Record excerpts →
* Start *

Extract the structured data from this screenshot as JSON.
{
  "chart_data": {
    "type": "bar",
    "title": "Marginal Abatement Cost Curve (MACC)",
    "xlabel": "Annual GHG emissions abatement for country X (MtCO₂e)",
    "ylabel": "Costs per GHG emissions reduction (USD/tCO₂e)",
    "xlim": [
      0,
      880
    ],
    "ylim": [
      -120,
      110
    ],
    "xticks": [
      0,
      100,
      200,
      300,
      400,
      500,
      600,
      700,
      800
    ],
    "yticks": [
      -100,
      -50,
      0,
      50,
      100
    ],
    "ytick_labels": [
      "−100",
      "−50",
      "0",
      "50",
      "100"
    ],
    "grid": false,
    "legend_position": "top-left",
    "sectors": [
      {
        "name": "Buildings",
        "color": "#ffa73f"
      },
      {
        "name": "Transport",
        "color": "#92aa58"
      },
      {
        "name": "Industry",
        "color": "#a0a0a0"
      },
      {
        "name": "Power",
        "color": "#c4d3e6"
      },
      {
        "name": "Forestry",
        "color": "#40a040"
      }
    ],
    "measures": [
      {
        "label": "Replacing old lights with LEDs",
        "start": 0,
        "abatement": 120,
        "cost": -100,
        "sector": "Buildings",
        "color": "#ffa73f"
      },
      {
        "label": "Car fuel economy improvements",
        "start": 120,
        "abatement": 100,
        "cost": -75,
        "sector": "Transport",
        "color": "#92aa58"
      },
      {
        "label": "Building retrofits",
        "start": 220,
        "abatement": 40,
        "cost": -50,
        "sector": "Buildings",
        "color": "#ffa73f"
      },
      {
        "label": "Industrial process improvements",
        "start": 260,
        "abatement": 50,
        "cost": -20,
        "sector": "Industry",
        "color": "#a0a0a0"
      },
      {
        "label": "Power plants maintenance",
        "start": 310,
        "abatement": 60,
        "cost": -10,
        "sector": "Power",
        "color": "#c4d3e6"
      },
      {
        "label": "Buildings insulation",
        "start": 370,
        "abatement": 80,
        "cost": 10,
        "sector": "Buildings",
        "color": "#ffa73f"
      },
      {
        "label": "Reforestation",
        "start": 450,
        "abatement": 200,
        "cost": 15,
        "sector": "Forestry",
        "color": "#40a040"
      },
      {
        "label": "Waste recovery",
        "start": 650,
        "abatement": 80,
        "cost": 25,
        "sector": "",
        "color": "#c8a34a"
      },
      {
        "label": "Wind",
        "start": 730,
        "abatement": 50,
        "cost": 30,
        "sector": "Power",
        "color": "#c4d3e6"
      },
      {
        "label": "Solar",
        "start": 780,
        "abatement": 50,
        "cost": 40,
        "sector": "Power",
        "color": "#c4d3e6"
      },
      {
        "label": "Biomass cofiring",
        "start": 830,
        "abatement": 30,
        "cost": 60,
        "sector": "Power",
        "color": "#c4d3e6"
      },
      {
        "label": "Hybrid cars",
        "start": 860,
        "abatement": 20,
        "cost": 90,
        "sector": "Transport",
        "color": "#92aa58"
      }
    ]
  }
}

* End *

Work instructions → From the records above, extract every line exactly as it stands.

Response to this task →
Extract the structured data from this screenshot as JSON.
{
  "chart_data": {
    "type": "bar",
    "title": "Marginal Abatement Cost Curve (MACC)",
    "xlabel": "Annual GHG emissions abatement for country X (MtCO₂e)",
    "ylabel": "Costs per GHG emissions reduction (USD/tCO₂e)",
    "xlim": [
      0,
      880
    ],
    "ylim": [
      -120,
      110
    ],
    "xticks": [
      0,
      100,
      200,
      300,
      400,
      500,
      600,
      700,
      800
    ],
    "yticks": [
      -100,
      -50,
      0,
      50,
      100
    ],
    "ytick_labels": [
      "−100",
      "−50",
      "0",
      "50",
      "100"
    ],
    "grid": false,
    "legend_position": "top-left",
    "sectors": [
      {
        "name": "Buildings",
        "color": "#ffa73f"
      },
      {
        "name": "Transport",
        "color": "#92aa58"
      },
      {
        "name": "Industry",
        "color": "#a0a0a0"
      },
      {
        "name": "Power",
        "color": "#c4d3e6"
      },
      {
        "name": "Forestry",
        "color": "#40a040"
      }
    ],
    "measures": [
      {
        "label": "Replacing old lights with LEDs",
        "start": 0,
        "abatement": 120,
        "cost": -100,
        "sector": "Buildings",
        "color": "#ffa73f"
      },
      {
        "label": "Car fuel economy improvements",
        "start": 120,
        "abatement": 100,
        "cost": -75,
        "sector": "Transport",
        "color": "#92aa58"
      },
      {
        "label": "Building retrofits",
        "start": 220,
        "abatement": 40,
        "cost": -50,
        "sector": "Buildings",
        "color": "#ffa73f"
      },
      {
        "label": "Industrial process improvements",
        "start": 260,
        "abatement": 50,
        "cost": -20,
        "sector": "Industry",
        "color": "#a0a0a0"
      },
      {
        "label": "Power plants maintenance",
        "start": 310,
        "abatement": 60,
        "cost": -10,
        "sector": "Power",
        "color": "#c4d3e6"
      },
      {
        "label": "Buildings insulation",
        "start": 370,
        "abatement": 80,
        "cost": 10,
        "sector": "Buildings",
        "color": "#ffa73f"
      },
      {
        "label": "Reforestation",
        "start": 450,
        "abatement": 200,
        "cost": 15,
        "sector": "Forestry",
        "color": "#40a040"
      },
      {
        "label": "Waste recovery",
        "start": 650,
        "abatement": 80,
        "cost": 25,
        "sector": "",
        "color": "#c8a34a"
      },
      {
        "label": "Wind",
        "start": 730,
        "abatement": 50,
        "cost": 30,
        "sector": "Power",
        "color": "#c4d3e6"
      },
      {
        "label": "Solar",
        "start": 780,
        "abatement": 50,
        "cost": 40,
        "sector": "Power",
        "color": "#c4d3e6"
      },
      {
        "label": "Biomass cofiring",
        "start": 830,
        "abatement": 30,
        "cost": 60,
        "sector": "Power",
        "color": "#c4d3e6"
      },
      {
        "label": "Hybrid cars",
        "start": 860,
        "abatement": 20,
        "cost": 90,
        "sector": "Transport",
        "color": "#92aa58"
      }
    ]
  }
}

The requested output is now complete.